=== Goal of the exercise ===
Copy each line in which the string "those" occurs.
____ Data to process
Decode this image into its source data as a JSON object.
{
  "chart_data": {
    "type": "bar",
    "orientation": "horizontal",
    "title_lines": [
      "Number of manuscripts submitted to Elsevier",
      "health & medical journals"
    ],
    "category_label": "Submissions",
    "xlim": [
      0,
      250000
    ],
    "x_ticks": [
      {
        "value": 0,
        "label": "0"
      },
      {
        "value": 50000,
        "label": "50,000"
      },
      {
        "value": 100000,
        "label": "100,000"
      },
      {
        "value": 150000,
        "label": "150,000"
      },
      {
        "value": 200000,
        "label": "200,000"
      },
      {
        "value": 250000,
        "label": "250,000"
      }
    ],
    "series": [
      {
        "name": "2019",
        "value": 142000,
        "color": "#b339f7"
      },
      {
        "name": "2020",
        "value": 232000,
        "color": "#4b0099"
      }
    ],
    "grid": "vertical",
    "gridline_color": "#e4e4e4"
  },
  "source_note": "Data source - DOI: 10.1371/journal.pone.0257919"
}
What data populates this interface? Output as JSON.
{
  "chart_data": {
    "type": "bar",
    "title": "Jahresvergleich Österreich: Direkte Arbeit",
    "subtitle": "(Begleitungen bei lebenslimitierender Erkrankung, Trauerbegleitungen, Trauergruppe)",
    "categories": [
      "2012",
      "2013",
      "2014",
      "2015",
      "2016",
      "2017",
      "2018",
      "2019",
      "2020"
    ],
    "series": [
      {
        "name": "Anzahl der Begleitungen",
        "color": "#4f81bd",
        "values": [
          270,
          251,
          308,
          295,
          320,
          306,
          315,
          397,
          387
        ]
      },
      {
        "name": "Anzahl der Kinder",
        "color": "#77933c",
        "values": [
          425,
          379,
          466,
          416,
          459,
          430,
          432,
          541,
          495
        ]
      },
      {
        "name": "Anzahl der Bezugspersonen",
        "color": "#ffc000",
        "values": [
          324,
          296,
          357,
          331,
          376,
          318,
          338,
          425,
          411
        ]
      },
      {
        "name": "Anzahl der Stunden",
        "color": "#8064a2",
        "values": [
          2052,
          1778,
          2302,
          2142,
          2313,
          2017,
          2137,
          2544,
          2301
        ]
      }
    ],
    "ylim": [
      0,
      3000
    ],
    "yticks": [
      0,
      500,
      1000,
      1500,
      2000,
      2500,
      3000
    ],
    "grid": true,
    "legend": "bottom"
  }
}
________
____ Data to process
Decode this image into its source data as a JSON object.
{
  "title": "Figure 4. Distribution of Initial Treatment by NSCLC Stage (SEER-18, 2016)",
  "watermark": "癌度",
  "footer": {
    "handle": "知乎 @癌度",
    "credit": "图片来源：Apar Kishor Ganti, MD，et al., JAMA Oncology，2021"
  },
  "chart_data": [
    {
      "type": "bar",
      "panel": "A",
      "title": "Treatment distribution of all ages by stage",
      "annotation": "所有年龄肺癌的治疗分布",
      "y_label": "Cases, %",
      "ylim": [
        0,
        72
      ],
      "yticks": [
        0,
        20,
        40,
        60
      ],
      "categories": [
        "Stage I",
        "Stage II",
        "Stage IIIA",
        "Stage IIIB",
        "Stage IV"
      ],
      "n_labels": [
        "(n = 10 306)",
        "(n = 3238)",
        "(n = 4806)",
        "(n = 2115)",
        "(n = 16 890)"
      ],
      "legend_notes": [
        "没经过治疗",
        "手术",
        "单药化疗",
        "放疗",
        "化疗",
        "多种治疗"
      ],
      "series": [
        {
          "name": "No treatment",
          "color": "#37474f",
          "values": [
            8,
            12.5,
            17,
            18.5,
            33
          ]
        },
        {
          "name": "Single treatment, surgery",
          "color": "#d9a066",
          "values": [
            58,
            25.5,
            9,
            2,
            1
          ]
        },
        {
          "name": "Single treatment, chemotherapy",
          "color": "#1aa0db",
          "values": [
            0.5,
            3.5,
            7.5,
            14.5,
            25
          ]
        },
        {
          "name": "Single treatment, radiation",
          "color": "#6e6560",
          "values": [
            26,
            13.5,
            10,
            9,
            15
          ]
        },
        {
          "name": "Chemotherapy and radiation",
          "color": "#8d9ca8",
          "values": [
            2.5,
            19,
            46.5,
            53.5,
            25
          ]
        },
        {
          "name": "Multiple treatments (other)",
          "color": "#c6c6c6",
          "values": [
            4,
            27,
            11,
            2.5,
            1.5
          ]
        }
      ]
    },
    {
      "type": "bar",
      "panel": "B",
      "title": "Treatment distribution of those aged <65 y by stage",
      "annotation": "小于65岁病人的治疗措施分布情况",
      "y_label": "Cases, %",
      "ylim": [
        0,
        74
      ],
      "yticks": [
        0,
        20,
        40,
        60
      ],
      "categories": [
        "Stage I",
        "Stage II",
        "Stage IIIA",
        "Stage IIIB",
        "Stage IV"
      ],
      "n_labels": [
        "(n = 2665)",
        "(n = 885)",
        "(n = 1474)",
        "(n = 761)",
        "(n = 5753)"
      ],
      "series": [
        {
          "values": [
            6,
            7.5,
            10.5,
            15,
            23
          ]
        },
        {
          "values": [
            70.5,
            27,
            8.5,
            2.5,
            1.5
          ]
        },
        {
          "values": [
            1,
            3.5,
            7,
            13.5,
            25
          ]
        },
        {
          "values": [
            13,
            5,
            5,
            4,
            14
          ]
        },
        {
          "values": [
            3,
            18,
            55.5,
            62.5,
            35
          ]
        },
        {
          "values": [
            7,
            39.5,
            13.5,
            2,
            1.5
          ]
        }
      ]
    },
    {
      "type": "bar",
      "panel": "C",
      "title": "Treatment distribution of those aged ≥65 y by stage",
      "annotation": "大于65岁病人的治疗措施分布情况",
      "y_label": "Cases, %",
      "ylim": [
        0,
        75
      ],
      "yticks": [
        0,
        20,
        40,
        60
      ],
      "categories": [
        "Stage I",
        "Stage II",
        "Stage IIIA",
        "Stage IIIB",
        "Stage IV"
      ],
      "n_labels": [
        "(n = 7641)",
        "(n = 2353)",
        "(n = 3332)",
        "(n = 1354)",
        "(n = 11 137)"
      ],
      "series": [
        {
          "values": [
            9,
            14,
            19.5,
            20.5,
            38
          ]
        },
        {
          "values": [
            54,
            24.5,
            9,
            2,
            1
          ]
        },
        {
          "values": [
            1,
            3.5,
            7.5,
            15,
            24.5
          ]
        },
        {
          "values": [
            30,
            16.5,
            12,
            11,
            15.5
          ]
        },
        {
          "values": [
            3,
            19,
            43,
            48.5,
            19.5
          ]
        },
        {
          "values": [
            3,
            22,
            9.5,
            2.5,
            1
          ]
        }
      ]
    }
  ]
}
________
=== Result of this exercise ===
      "title": "Treatment distribution of those aged <65 y by stage",
      "title": "Treatment distribution of those aged ≥65 y by stage",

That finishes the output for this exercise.